- Do this
Return the lines of the records verbatim, starting at the line that contains "bar bbox=[155, 107, 172, 376]" and ending at the line that contains "Find all labels, buttons, inputs, and", with both of those lines included.

--- START Available records ---

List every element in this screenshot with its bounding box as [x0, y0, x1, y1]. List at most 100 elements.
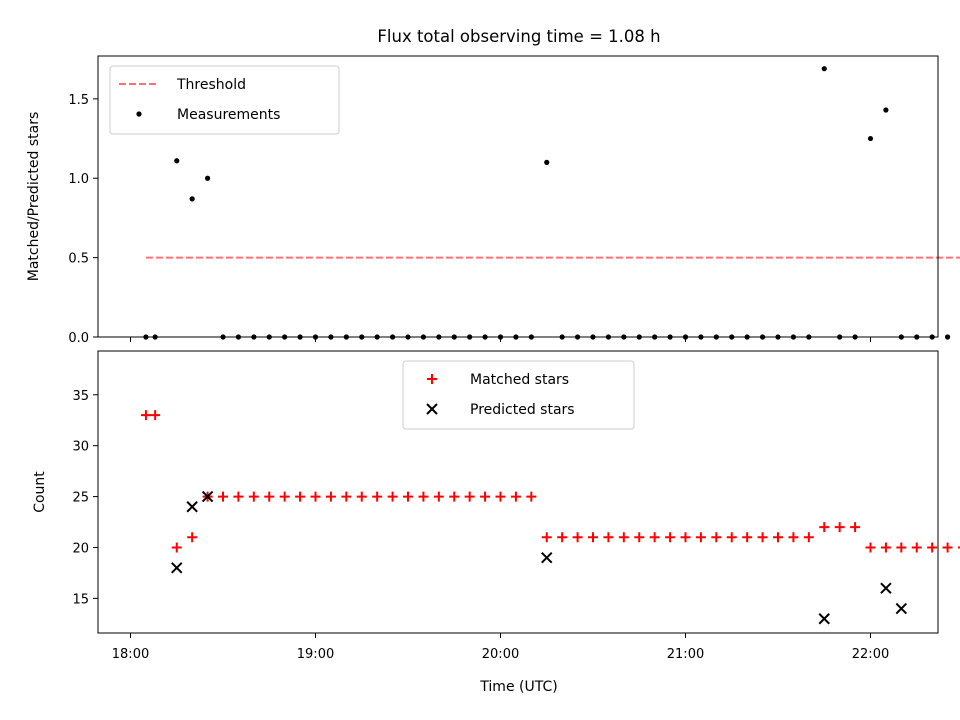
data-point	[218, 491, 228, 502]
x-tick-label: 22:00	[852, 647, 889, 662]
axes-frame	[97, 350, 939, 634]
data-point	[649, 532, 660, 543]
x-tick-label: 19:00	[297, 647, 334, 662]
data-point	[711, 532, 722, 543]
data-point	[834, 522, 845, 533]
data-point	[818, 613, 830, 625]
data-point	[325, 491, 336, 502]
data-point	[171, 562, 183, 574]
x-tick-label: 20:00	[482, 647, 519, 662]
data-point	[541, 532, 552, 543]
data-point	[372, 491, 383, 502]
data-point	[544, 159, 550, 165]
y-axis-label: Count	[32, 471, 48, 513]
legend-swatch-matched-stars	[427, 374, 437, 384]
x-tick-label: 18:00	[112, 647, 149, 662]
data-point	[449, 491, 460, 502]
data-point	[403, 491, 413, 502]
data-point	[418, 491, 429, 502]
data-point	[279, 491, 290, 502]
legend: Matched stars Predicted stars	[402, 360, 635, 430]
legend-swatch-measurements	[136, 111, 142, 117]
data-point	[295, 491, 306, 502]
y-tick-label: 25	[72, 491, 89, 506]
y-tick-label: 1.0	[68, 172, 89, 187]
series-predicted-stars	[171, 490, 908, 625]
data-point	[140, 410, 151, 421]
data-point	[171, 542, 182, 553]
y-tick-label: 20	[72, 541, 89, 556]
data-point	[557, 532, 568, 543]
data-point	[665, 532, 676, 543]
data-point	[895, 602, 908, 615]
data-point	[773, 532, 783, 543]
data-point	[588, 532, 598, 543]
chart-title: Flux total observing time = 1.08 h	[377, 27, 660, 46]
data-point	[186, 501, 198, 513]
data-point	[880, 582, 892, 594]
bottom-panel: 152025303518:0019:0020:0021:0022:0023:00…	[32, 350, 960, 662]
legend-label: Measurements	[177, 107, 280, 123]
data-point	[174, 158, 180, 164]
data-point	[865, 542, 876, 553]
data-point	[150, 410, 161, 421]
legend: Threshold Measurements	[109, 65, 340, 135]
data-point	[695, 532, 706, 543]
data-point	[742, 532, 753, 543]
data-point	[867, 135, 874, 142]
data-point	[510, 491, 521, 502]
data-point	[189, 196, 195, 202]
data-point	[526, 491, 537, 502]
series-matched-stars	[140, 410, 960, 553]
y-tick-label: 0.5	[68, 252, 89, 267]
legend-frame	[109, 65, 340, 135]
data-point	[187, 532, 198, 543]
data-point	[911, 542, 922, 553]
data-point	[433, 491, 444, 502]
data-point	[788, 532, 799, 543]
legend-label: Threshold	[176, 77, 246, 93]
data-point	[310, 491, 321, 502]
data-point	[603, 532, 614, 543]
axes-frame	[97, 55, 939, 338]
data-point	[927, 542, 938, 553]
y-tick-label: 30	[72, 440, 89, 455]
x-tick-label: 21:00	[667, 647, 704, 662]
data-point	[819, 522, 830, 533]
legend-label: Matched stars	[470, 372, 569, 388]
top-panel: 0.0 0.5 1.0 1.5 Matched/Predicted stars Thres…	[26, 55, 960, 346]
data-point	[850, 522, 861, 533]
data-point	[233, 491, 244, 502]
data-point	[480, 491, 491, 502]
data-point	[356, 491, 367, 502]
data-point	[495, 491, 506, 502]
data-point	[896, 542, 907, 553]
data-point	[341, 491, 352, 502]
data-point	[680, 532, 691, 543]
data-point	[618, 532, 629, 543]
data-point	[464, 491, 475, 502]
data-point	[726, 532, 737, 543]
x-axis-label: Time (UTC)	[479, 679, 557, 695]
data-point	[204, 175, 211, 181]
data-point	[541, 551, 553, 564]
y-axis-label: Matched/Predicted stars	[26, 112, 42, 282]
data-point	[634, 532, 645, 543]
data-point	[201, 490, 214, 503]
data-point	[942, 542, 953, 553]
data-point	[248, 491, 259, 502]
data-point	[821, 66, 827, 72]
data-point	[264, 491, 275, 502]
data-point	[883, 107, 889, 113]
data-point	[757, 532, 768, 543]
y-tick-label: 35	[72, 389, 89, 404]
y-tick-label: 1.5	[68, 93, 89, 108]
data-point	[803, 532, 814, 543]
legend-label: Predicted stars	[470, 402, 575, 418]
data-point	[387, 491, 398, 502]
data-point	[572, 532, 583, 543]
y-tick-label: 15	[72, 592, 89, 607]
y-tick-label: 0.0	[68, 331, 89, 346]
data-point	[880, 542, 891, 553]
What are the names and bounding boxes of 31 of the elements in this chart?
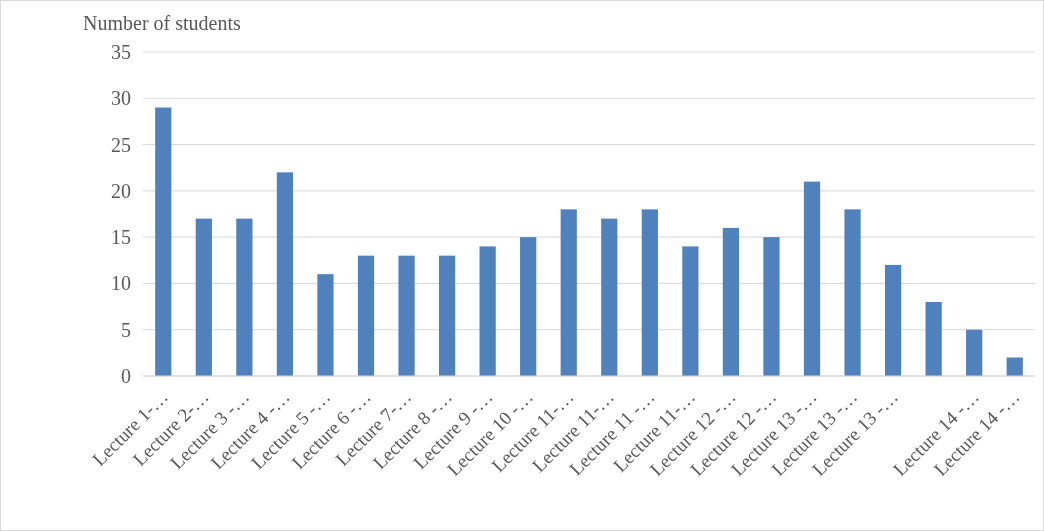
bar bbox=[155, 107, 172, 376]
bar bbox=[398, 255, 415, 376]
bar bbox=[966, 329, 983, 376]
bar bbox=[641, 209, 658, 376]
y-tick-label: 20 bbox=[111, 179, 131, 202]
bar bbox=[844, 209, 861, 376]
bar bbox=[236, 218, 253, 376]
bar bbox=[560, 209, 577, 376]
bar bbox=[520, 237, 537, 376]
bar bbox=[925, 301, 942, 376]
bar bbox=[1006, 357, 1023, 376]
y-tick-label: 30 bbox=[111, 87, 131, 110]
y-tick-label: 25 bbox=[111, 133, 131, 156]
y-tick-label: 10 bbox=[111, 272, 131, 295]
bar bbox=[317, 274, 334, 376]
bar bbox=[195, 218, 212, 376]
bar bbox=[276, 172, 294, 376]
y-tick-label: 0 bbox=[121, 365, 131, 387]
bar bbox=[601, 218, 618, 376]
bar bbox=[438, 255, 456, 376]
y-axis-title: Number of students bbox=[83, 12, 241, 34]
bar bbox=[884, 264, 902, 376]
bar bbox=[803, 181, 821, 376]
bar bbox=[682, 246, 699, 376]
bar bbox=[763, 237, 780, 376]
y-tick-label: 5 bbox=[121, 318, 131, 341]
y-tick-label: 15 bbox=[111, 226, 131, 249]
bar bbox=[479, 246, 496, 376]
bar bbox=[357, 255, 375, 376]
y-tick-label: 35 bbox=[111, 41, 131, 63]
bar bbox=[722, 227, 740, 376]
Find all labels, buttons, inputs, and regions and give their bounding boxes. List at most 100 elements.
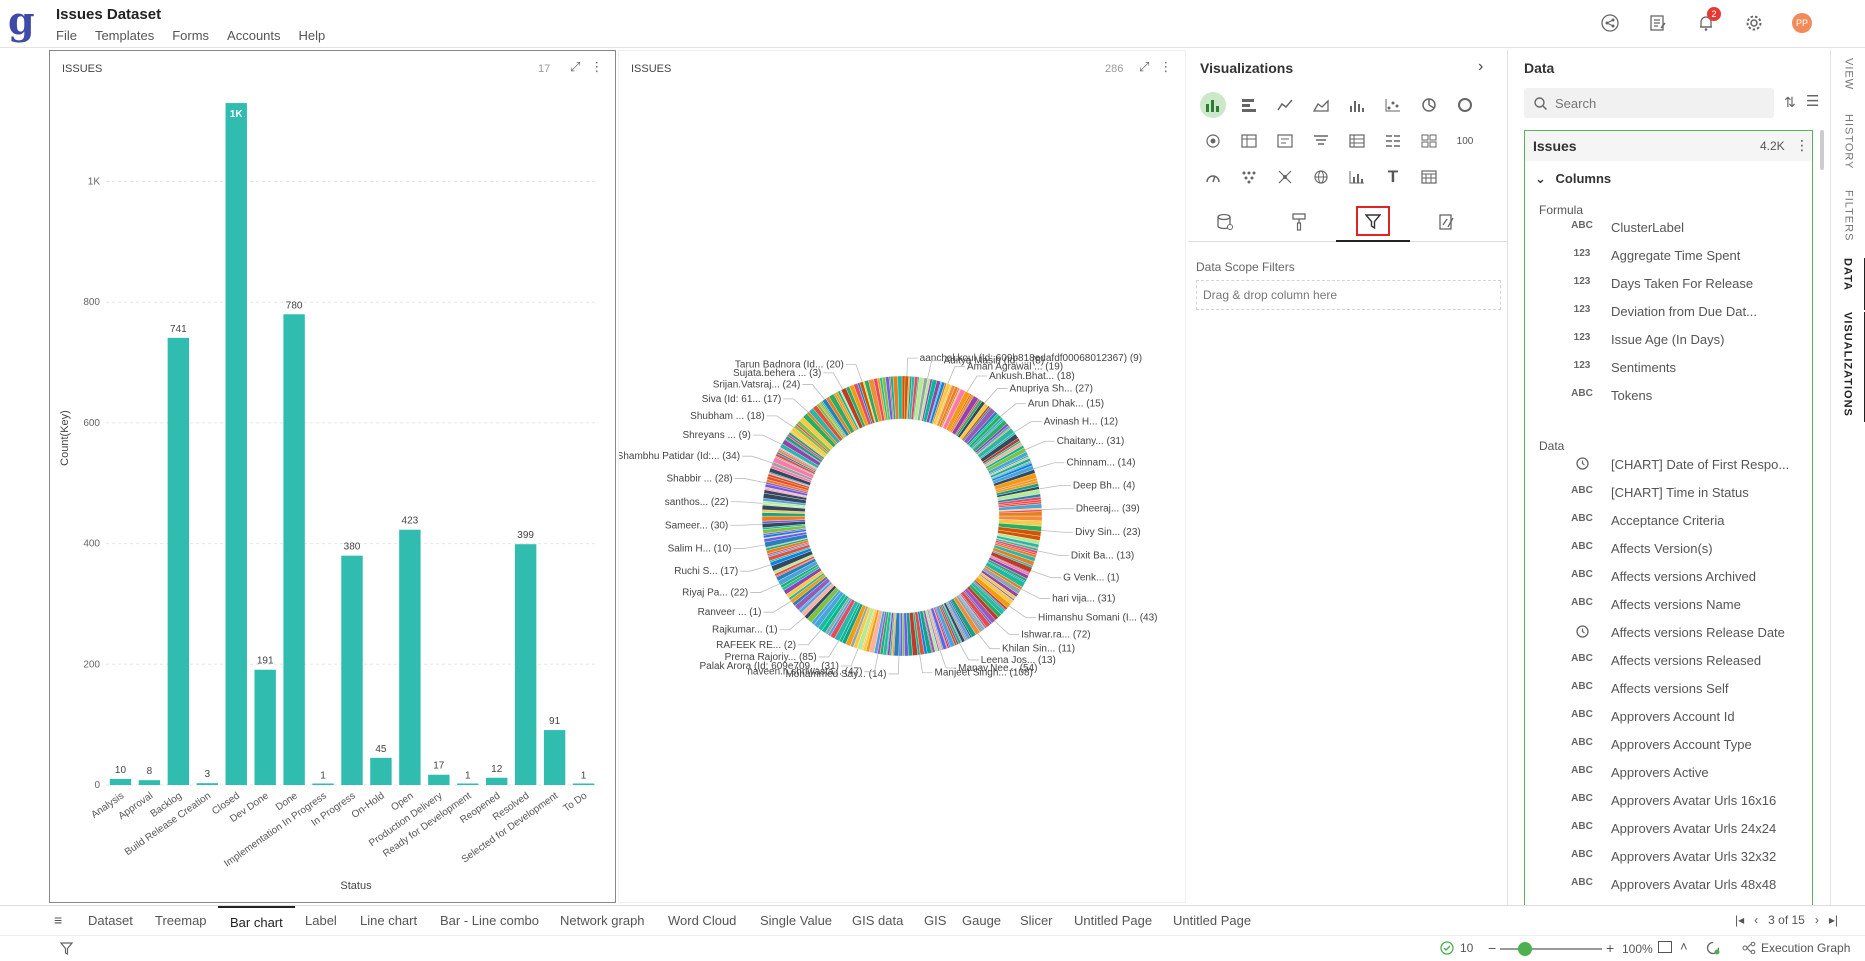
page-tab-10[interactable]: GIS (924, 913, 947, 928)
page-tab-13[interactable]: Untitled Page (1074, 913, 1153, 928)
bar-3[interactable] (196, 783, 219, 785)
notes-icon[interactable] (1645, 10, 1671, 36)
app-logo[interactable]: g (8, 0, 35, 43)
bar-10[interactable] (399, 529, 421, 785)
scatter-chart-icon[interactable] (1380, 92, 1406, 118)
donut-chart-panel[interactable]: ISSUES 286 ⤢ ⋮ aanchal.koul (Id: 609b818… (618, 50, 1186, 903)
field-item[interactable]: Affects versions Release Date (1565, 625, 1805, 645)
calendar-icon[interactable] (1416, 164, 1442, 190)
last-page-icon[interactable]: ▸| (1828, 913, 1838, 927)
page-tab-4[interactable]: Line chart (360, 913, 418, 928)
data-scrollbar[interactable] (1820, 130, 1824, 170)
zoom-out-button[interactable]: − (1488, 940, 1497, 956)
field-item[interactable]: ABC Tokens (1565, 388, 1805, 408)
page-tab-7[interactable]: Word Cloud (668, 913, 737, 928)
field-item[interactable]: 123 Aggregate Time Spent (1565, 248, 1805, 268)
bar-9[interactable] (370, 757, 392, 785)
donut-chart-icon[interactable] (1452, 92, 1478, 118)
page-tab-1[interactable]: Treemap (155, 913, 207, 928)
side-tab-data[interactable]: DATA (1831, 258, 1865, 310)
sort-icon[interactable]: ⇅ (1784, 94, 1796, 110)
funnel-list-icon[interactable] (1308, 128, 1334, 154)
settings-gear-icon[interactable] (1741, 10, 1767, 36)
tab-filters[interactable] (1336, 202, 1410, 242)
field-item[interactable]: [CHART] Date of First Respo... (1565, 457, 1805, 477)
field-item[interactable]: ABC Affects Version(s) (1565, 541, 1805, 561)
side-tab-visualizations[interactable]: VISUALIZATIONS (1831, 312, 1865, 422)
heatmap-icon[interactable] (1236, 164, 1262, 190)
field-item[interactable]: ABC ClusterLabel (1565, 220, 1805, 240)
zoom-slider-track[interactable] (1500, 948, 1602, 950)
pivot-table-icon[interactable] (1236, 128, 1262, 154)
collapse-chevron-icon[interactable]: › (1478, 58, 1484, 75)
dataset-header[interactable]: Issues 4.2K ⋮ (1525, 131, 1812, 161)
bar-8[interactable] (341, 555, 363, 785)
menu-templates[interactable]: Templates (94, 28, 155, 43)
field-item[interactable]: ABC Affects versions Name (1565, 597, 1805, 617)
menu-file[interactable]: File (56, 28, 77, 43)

--- END Available records ---

- Response to this task
bar bbox=[155, 107, 172, 376]
bar bbox=[398, 255, 415, 376]
bar bbox=[966, 329, 983, 376]
bar bbox=[641, 209, 658, 376]
y-tick-label: 20 bbox=[111, 179, 131, 202]
bar bbox=[844, 209, 861, 376]
bar bbox=[236, 218, 253, 376]
bar bbox=[560, 209, 577, 376]
bar bbox=[520, 237, 537, 376]
bar bbox=[925, 301, 942, 376]
bar bbox=[1006, 357, 1023, 376]
y-tick-label: 30 bbox=[111, 87, 131, 110]
y-tick-label: 25 bbox=[111, 133, 131, 156]
y-tick-label: 10 bbox=[111, 272, 131, 295]
bar bbox=[317, 274, 334, 376]
bar bbox=[195, 218, 212, 376]
bar bbox=[276, 172, 294, 376]
y-tick-label: 0 bbox=[121, 365, 131, 387]
bar bbox=[601, 218, 618, 376]
bar bbox=[438, 255, 456, 376]
y-axis-title: Number of students bbox=[83, 12, 241, 34]
bar bbox=[884, 264, 902, 376]
bar bbox=[803, 181, 821, 376]
bar bbox=[682, 246, 699, 376]
bar bbox=[763, 237, 780, 376]
y-tick-label: 5 bbox=[121, 318, 131, 341]
y-tick-label: 15 bbox=[111, 226, 131, 249]
bar bbox=[479, 246, 496, 376]
bar bbox=[357, 255, 375, 376]
y-tick-label: 35 bbox=[111, 41, 131, 63]
bar bbox=[722, 227, 740, 376]
Find all labels, buttons, inputs, and regions and give their bounding boxes. List at most 100 elements.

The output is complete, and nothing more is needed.